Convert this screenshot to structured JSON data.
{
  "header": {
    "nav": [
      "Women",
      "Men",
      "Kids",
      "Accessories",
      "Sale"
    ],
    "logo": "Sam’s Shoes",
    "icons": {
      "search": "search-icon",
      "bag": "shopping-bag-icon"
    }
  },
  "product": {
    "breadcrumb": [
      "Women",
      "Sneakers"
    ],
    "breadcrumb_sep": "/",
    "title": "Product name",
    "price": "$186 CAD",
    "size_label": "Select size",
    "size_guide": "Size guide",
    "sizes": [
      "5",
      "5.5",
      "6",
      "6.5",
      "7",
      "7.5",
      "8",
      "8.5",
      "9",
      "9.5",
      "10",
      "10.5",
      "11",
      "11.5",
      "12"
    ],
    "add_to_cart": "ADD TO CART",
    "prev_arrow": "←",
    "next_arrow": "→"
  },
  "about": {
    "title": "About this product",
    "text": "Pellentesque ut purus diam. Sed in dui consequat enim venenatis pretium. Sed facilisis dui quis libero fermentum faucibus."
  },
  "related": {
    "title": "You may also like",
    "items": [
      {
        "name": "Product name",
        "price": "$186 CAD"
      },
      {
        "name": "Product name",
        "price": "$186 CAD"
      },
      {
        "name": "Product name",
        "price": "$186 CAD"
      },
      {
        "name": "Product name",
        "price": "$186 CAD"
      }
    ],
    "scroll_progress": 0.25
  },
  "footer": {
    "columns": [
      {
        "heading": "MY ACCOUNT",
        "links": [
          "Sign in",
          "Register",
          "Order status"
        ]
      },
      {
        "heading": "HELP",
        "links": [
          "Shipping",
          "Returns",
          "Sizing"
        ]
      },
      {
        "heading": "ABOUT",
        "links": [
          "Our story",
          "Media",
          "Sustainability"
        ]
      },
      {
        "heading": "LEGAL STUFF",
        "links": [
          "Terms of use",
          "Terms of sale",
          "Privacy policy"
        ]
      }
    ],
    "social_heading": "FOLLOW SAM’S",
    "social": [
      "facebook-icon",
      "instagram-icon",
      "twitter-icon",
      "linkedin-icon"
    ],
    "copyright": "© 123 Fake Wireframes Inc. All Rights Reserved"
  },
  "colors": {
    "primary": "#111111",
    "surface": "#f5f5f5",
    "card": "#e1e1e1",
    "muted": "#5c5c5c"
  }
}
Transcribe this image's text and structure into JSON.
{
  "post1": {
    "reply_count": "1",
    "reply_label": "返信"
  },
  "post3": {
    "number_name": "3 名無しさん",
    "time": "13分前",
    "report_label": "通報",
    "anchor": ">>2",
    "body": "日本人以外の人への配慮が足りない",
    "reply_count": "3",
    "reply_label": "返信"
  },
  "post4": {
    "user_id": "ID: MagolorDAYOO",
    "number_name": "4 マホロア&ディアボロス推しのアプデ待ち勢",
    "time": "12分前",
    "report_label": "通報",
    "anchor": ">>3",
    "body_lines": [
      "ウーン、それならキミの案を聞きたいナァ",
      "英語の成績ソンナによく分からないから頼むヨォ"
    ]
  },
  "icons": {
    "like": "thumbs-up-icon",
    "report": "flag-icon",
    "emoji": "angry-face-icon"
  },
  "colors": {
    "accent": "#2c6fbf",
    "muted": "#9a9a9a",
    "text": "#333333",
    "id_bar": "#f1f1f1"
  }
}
+===+
Copy out all of the lines above exactly.

### Final result
Convert this screenshot to structured JSON data.
{
  "header": {
    "nav": [
      "Women",
      "Men",
      "Kids",
      "Accessories",
      "Sale"
    ],
    "logo": "Sam’s Shoes",
    "icons": {
      "search": "search-icon",
      "bag": "shopping-bag-icon"
    }
  },
  "product": {
    "breadcrumb": [
      "Women",
      "Sneakers"
    ],
    "breadcrumb_sep": "/",
    "title": "Product name",
    "price": "$186 CAD",
    "size_label": "Select size",
    "size_guide": "Size guide",
    "sizes": [
      "5",
      "5.5",
      "6",
      "6.5",
      "7",
      "7.5",
      "8",
      "8.5",
      "9",
      "9.5",
      "10",
      "10.5",
      "11",
      "11.5",
      "12"
    ],
    "add_to_cart": "ADD TO CART",
    "prev_arrow": "←",
    "next_arrow": "→"
  },
  "about": {
    "title": "About this product",
    "text": "Pellentesque ut purus diam. Sed in dui consequat enim venenatis pretium. Sed facilisis dui quis libero fermentum faucibus."
  },
  "related": {
    "title": "You may also like",
    "items": [
      {
        "name": "Product name",
        "price": "$186 CAD"
      },
      {
        "name": "Product name",
        "price": "$186 CAD"
      },
      {
        "name": "Product name",
        "price": "$186 CAD"
      },
      {
        "name": "Product name",
        "price": "$186 CAD"
      }
    ],
    "scroll_progress": 0.25
  },
  "footer": {
    "columns": [
      {
        "heading": "MY ACCOUNT",
        "links": [
          "Sign in",
          "Register",
          "Order status"
        ]
      },
      {
        "heading": "HELP",
        "links": [
          "Shipping",
          "Returns",
          "Sizing"
        ]
      },
      {
        "heading": "ABOUT",
        "links": [
          "Our story",
          "Media",
          "Sustainability"
        ]
      },
      {
        "heading": "LEGAL STUFF",
        "links": [
          "Terms of use",
          "Terms of sale",
          "Privacy policy"
        ]
      }
    ],
    "social_heading": "FOLLOW SAM’S",
    "social": [
      "facebook-icon",
      "instagram-icon",
      "twitter-icon",
      "linkedin-icon"
    ],
    "copyright": "© 123 Fake Wireframes Inc. All Rights Reserved"
  },
  "colors": {
    "primary": "#111111",
    "surface": "#f5f5f5",
    "card": "#e1e1e1",
    "muted": "#5c5c5c"
  }
}
Transcribe this image's text and structure into JSON.
{
  "post1": {
    "reply_count": "1",
    "reply_label": "返信"
  },
  "post3": {
    "number_name": "3 名無しさん",
    "time": "13分前",
    "report_label": "通報",
    "anchor": ">>2",
    "body": "日本人以外の人への配慮が足りない",
    "reply_count": "3",
    "reply_label": "返信"
  },
  "post4": {
    "user_id": "ID: MagolorDAYOO",
    "number_name": "4 マホロア&ディアボロス推しのアプデ待ち勢",
    "time": "12分前",
    "report_label": "通報",
    "anchor": ">>3",
    "body_lines": [
      "ウーン、それならキミの案を聞きたいナァ",
      "英語の成績ソンナによく分からないから頼むヨォ"
    ]
  },
  "icons": {
    "like": "thumbs-up-icon",
    "report": "flag-icon",
    "emoji": "angry-face-icon"
  },
  "colors": {
    "accent": "#2c6fbf",
    "muted": "#9a9a9a",
    "text": "#333333",
    "id_bar": "#f1f1f1"
  }
}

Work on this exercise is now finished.